/---

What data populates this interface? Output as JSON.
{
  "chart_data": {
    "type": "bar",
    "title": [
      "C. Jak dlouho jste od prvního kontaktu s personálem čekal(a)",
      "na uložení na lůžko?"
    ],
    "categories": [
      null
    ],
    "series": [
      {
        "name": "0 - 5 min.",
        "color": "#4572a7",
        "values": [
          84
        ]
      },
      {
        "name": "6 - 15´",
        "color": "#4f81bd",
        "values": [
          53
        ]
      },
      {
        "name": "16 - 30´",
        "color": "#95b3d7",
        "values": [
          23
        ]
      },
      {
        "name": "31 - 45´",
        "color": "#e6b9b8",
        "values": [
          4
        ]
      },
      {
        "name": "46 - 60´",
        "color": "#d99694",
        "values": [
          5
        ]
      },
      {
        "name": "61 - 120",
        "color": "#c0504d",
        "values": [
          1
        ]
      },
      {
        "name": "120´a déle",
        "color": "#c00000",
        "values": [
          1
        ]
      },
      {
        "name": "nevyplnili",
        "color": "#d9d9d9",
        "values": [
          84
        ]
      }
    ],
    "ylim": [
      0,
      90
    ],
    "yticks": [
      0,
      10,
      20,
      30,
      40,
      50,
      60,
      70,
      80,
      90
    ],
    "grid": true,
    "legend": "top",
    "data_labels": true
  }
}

\---

= Task prompt =
Return each entry from the material above exactly as it appears.

= Answer for the task =
What data populates this interface? Output as JSON.
{
  "chart_data": {
    "type": "bar",
    "title": [
      "C. Jak dlouho jste od prvního kontaktu s personálem čekal(a)",
      "na uložení na lůžko?"
    ],
    "categories": [
      null
    ],
    "series": [
      {
        "name": "0 - 5 min.",
        "color": "#4572a7",
        "values": [
          84
        ]
      },
      {
        "name": "6 - 15´",
        "color": "#4f81bd",
        "values": [
          53
        ]
      },
      {
        "name": "16 - 30´",
        "color": "#95b3d7",
        "values": [
          23
        ]
      },
      {
        "name": "31 - 45´",
        "color": "#e6b9b8",
        "values": [
          4
        ]
      },
      {
        "name": "46 - 60´",
        "color": "#d99694",
        "values": [
          5
        ]
      },
      {
        "name": "61 - 120",
        "color": "#c0504d",
        "values": [
          1
        ]
      },
      {
        "name": "120´a déle",
        "color": "#c00000",
        "values": [
          1
        ]
      },
      {
        "name": "nevyplnili",
        "color": "#d9d9d9",
        "values": [
          84
        ]
      }
    ],
    "ylim": [
      0,
      90
    ],
    "yticks": [
      0,
      10,
      20,
      30,
      40,
      50,
      60,
      70,
      80,
      90
    ],
    "grid": true,
    "legend": "top",
    "data_labels": true
  }
}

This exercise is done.